[Excerpt provided Boundary: Start]

One protein that plays an important role in the regulation of inflammatory processes and immune response is S100a8, which is a TLR4-binding protein that regulates the expression of pro-inflammatory cytokines (64). Sex differences in S100a8 has been described in earlier studies. In male-derived microglia, S100a8 has been shown to be upregulated in whole brain homogenate at homeostasis. Surprisingly, in another study, S100a8 has been shown to be upregulated at the mRNA level in female mice (80). It was suggested that differences in sample processing and microbiome could have contributed to these differences between the two studies (73).

Results from sex difference studies, however, should always be carefully interpreted. Different stages of the estrus cycle in females can affect the gene expression patterns (81). Differences in species, age, methods of isolation of different cell types and microbiome should be always be considered. In addition, it has been shown in some studies that microglia can rapidly lose epigenetic and transcriptional identity upon separation from their tissue environment (70, 82)

[Excerpt provided Boundary: End]
[Material supplied Boundary: Start]

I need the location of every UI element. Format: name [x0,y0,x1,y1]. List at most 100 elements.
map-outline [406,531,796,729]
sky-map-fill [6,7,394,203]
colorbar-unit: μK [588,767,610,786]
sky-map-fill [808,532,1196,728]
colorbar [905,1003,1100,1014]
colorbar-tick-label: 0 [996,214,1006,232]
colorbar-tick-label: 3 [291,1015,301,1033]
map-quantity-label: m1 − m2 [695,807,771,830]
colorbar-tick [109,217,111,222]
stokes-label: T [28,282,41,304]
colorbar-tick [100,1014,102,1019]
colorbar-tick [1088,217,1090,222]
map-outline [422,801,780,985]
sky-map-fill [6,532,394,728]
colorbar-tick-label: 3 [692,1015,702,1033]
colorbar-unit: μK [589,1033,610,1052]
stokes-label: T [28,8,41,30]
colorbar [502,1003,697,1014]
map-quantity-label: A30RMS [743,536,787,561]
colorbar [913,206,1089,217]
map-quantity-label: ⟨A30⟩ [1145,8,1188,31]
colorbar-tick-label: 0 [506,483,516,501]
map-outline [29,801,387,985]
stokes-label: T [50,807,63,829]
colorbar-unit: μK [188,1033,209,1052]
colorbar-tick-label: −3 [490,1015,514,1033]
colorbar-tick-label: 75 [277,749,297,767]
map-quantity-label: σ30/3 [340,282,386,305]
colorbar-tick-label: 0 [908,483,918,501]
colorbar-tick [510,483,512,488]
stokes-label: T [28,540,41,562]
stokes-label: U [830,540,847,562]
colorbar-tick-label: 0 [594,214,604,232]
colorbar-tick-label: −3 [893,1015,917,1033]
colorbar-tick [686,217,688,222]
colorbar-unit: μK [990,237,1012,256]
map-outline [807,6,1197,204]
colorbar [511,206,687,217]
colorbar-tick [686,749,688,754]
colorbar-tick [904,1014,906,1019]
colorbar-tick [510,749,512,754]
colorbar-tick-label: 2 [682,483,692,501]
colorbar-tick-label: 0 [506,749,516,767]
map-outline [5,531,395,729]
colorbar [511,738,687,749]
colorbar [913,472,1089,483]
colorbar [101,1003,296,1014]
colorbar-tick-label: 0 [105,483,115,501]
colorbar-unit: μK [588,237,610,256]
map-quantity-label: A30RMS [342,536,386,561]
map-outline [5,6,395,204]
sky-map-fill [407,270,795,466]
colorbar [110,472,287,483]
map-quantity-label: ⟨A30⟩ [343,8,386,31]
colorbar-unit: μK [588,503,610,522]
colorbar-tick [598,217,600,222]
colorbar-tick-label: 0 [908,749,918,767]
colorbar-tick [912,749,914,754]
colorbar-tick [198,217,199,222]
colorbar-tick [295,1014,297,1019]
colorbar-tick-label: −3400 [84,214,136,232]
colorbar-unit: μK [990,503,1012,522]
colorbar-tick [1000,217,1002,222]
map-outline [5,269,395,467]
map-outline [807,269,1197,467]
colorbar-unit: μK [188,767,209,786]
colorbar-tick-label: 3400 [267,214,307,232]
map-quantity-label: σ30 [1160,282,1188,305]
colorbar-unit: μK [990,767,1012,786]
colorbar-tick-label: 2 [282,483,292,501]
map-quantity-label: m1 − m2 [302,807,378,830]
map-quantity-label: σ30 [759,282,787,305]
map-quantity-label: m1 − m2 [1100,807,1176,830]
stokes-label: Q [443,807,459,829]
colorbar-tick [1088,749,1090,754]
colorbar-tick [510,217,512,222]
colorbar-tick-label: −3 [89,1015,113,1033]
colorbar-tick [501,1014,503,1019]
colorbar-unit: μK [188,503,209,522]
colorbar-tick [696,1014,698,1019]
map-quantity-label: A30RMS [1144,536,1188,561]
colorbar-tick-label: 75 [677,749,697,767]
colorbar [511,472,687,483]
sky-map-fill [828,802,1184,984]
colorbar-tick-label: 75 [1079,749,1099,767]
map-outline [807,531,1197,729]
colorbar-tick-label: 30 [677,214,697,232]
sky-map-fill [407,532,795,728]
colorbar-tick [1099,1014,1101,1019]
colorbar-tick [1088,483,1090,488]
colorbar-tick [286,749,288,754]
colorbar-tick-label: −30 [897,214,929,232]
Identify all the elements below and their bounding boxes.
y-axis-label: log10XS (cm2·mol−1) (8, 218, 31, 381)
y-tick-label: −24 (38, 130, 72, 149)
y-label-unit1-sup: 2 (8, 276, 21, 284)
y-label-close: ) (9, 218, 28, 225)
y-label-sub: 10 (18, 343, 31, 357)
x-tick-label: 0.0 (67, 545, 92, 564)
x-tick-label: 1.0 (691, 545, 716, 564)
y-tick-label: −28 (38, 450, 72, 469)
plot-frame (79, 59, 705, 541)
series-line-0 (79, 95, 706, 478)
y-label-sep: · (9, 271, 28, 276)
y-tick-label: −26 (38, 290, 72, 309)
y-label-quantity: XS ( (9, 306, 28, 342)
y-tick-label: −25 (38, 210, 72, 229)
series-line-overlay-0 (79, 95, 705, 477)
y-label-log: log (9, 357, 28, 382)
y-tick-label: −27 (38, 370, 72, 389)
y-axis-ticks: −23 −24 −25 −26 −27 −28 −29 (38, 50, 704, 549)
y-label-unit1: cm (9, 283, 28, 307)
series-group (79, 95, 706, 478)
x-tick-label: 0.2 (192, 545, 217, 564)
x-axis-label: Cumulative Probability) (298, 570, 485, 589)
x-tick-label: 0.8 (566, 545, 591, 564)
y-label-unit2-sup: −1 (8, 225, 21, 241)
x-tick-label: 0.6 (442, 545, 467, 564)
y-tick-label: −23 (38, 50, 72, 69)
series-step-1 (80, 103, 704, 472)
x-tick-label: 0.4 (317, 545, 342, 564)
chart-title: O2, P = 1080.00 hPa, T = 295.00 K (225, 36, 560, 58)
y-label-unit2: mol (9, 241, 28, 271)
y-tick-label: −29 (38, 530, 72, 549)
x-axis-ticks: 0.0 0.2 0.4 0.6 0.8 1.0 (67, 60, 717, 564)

[Material supplied Boundary: End]

From the text about sex differences in microglia, print the words from "Results from sex" up to and including "environment (70, 82)". The items are material kept apart from the text about sex differences in microglia.

◆ **Problem solution**:
Results from sex difference studies, however, should always be carefully interpreted. Different stages of the estrus cycle in females can affect the gene expression patterns (81). Differences in species, age, methods of isolation of different cell types and microbiome should be always be considered. In addition, it has been shown in some studies that microglia can rapidly lose epigenetic and transcriptional identity upon separation from their tissue environment (70, 82)